- **JOB**
Look through the listing below and work out how many of its lines hold the word "screenshot". Give only the number.

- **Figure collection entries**

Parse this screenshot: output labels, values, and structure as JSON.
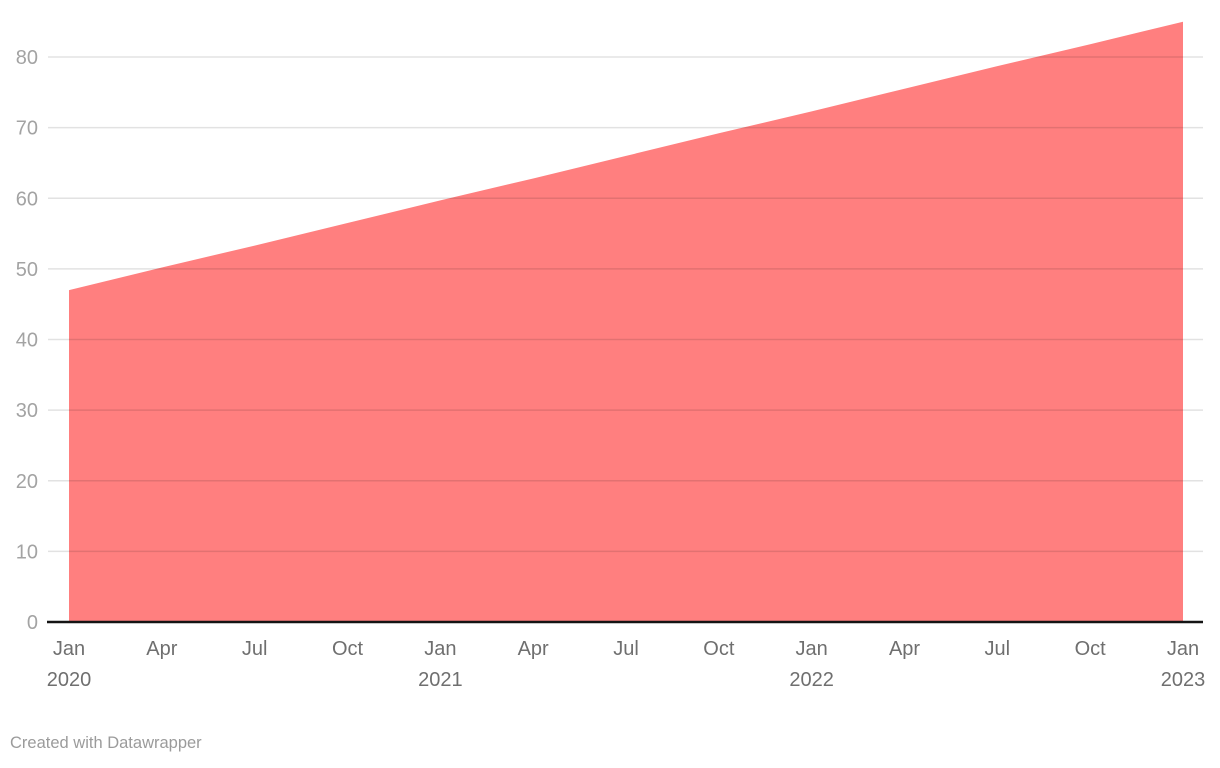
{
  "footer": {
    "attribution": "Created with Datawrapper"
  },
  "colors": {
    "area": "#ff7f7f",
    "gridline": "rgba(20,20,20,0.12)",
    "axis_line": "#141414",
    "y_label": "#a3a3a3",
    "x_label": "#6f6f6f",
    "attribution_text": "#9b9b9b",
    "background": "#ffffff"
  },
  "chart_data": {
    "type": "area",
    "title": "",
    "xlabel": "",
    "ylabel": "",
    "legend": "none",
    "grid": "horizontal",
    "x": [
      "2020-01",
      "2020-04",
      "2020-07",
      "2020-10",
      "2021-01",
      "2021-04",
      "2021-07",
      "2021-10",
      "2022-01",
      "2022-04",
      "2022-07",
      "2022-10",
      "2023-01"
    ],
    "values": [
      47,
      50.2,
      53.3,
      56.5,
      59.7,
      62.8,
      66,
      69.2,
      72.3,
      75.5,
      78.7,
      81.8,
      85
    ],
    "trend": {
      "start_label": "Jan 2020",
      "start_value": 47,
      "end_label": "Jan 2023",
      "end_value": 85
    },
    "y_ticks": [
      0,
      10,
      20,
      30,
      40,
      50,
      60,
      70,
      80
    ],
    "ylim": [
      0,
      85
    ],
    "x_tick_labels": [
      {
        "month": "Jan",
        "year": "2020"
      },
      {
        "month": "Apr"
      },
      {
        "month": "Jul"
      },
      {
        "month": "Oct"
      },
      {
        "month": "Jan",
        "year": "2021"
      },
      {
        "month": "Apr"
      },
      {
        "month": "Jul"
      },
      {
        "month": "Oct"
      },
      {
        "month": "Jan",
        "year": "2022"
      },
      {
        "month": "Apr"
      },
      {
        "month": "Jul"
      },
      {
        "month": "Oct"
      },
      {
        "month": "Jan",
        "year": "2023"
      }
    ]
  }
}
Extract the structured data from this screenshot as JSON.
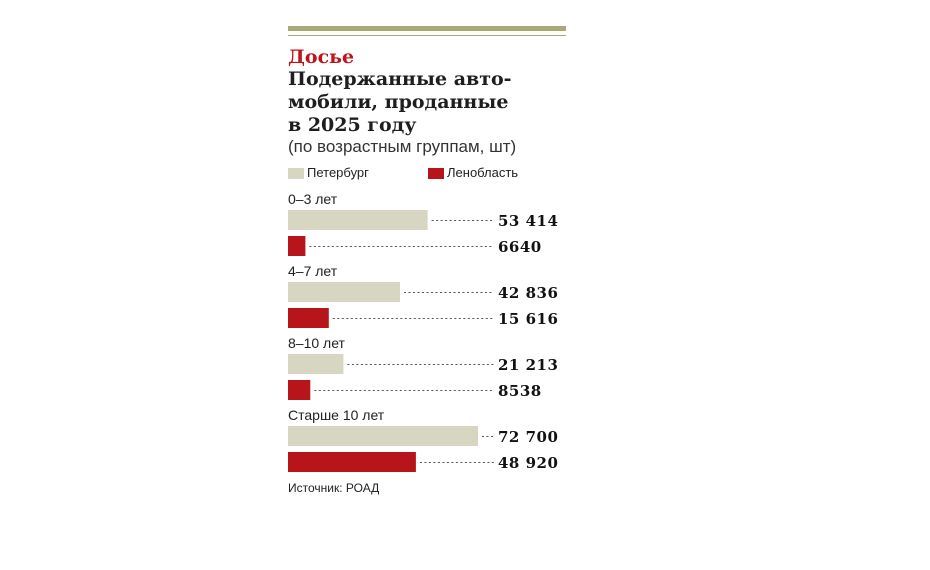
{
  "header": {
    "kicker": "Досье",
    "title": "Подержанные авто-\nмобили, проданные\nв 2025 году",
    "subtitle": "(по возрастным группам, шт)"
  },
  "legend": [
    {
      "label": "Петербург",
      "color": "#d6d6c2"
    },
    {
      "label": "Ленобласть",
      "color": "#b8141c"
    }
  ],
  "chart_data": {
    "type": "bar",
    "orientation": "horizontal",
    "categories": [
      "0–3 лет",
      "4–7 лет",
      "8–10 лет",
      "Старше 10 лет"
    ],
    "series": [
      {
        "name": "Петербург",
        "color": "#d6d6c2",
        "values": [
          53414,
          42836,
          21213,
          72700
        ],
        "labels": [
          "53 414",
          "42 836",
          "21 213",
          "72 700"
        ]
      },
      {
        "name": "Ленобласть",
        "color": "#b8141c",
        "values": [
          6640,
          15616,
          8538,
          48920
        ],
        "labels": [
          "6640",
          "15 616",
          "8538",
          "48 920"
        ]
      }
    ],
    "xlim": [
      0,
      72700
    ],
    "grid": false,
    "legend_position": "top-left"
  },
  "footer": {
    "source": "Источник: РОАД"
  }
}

- **ANSWER FOR THE TASK**
2